### Activities:
(a) List the five members of the NFAT transcription factor family named in the NFAT article below.
(b) Carry on writing the NFAT article below, starting after its final line.

### Exercise text:
----------------------------------------

NFAT
Nuclear factor of activated T-cells (NFAT) is a general name applied to a family of transcription factors shown to be important in immune response. One or more members of the NFAT family is expressed in most cells of the immune system. NFAT is also involved in the development of cardiac, skeletal muscle, and nervous systems.
The NFAT transcription factor family consists of five members NFATc1, NFATc2, NFATc3, NFATc4, and NFAT5.[1] NFATc1 through NFATc4 are regulated by calcium signaling. Calcium signaling is critical to NFAT activation because calmodulin (CaM), a well-known calcium sensor protein, activates the serine/threonine phosphatase calcineurin (CN). Activated CN rapidly dephosphorylates the serine-rich region (SRR) and SP-repeats in the amino termini of NFAT proteins, resulting in a conformational change that exposes a nuclear localization signal, resulting in NFAT nuclear import.
Nuclear import of NFAT proteins is opposed by maintenance kinases in the cytoplasm and export kinases in the nucleus. Export kinases, such as PKA and GSK-3β, must be inactivated for NFAT nuclear retention.
NFAT proteins have weak DNA-binding capacity. Therefore, to effectively bind DNA, NFAT proteins must cooperate with other nuclear resident transcription factors generically referred to as NFATn.[2] This important feature of NFAT transcription factors enables integration and coincidence detection of calcium signals with other signaling pathways such as ras-MAPK or PKC. In addition, this signaling integration is involved in tissue-specific gene expression during development. A screen of ncRNA sequences identified in EST sequencing projects[3][4] discovered a 'ncRNA repressor of the nuclear factor of activated T cells' called NRON.[5]
Breast cancer
NFAT transcription factors are implicated in breast cancer, more specifically in the process of cell motility at the basis of metastasis formation. Indeed NFAT1 (NFATC2) and NFAT5 are pro-invasive and pro-migratory in breast carcinoma [6][7] and NFAT3 (NFATc4) is an inhibitor of cell motility.[8] NFAT1 regulates the expression of the TWEAKR and its ligand TWEAK with the Lipocalin 2 to increase breast cancer cell invasion [9] and NFAT3 inhibits Lipocalin 2 expression to blunt the cell invasion.[8]
References
- ↑ Crabtree GR, Olson EN (Apr 2002). "NFAT signaling: choreographing the social lives of cells". Cell. 109 Suppl (2): S67–79. doi:10.1016/S0092-8674(02)00699-2. PMID 11983154.

----------------------------------------

### Data records:

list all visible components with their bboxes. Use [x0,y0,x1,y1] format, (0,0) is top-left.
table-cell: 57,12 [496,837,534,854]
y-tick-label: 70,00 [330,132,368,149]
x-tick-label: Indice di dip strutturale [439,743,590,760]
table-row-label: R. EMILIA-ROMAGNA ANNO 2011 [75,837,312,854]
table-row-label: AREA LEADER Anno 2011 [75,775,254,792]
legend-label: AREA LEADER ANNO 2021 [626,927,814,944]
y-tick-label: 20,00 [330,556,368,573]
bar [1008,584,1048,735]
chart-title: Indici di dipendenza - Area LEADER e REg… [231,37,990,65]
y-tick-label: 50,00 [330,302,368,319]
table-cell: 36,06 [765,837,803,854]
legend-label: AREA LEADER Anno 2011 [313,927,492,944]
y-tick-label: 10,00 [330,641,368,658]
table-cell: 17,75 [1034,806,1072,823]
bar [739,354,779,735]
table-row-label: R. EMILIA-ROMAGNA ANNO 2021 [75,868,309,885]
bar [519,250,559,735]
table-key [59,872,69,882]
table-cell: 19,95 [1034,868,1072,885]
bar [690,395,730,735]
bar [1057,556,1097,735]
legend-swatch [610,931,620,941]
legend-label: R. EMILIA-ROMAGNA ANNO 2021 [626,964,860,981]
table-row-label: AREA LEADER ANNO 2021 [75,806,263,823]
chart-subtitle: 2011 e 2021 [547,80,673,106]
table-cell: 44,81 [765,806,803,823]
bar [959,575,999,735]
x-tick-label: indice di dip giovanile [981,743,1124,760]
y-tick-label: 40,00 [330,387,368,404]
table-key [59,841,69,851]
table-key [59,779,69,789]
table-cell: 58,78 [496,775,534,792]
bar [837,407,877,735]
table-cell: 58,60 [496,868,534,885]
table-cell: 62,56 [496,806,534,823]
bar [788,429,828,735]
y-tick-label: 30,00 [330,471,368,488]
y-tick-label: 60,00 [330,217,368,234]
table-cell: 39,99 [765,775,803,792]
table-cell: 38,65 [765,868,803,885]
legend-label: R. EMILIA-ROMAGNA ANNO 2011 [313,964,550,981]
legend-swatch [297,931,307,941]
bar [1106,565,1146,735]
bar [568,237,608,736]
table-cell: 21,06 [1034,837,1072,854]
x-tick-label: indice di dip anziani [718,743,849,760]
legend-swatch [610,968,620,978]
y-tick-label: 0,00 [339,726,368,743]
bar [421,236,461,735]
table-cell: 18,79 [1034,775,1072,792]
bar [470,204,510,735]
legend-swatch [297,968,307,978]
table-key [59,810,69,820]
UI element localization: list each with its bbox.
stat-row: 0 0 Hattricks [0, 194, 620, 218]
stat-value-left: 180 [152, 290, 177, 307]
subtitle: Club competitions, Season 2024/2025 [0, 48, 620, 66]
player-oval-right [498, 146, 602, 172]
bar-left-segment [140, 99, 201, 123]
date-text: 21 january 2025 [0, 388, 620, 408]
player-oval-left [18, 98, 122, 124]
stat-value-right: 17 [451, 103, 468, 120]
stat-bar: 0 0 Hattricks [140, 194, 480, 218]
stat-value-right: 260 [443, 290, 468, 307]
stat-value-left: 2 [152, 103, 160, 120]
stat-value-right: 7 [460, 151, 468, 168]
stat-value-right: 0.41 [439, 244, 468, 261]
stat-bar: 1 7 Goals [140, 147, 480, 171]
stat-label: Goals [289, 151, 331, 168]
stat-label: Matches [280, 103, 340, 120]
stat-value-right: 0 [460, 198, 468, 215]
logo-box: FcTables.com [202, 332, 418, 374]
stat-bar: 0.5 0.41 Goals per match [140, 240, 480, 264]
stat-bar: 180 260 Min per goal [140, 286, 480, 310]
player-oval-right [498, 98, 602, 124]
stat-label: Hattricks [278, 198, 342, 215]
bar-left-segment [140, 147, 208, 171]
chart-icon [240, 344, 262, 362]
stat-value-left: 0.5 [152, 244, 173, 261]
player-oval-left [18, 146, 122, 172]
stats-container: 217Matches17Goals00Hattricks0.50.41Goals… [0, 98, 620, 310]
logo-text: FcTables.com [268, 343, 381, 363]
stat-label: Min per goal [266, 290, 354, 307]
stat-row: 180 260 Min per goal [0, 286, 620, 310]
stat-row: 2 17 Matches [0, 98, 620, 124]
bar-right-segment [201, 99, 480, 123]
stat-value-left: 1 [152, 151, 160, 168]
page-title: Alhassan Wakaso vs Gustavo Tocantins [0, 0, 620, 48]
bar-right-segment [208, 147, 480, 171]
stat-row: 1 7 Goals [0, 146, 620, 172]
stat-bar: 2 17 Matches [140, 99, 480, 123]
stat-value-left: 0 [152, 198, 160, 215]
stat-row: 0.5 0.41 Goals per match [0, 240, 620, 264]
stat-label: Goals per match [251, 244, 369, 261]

----------------------------------------

### Answers in order:
(a) NFATc1, NFATc2, NFATc3, NFATc4, NFAT5

(b)
- ↑ Macian F (Jun 2005). "NFAT proteins: key regulators of T-cell development and function". Nature Reviews. Immunology. 5 (6): 472–84. doi:10.1038/nri1632. PMID 15928679.
- ↑ Okazaki Y, Furuno M, Kasukawa T, Adachi J, Bono H, Kondo S, et al. (Dec 2002). "Analysis of the mouse transcriptome based on functional annotation of 60,770 full-length cDNAs". Nature. 420 (6915): 563–73. doi:10.1038/nature01266. PMID 12466851.
- ↑ Numata K, Kanai A, Saito R, Kondo S, Adachi J, Wilming LG, Hume DA, Hayashizaki Y, Tomita M (Jun 2003). "Identification of putative noncoding RNAs among the RIKEN mouse full-length cDNA collection". Genome Research. 13 (6B): 1301–6. doi:10.1101/gr.1011603. PMC 403720. PMID 12819127.
- ↑ Willingham AT, Orth AP, Batalov S, Peters EC, Wen BG, Aza-Blanc P, Hogenesch JB, Schultz PG (Sep 2005). "A strategy for probing the function of noncoding RNAs finds a repressor of NFAT". Science. 309 (5740): 1570–3. doi:10.1126/science.1115901. PMID 16141075.
- ↑ Jauliac S, López-Rodriguez C, Shaw LM, Brown LF, Rao A, Toker A (Jul 2002). "The role of NFAT transcription factors in integrin-mediated carcinoma invasion". Nature Cell Biology. 4 (7): 540–4. doi:10.1038/ncb816. PMID 12080349.
- ↑ Yoeli-Lerner M, Yiu GK, Rabinovitz I, Erhardt P, Jauliac S, Toker A (Nov 2005). "Akt blocks breast cancer cell motility and invasion through the transcription factor NFAT". Molecular Cell. 20 (4): 539–50. doi:10.1016/j.molcel.2005.10.033. PMID 16307918.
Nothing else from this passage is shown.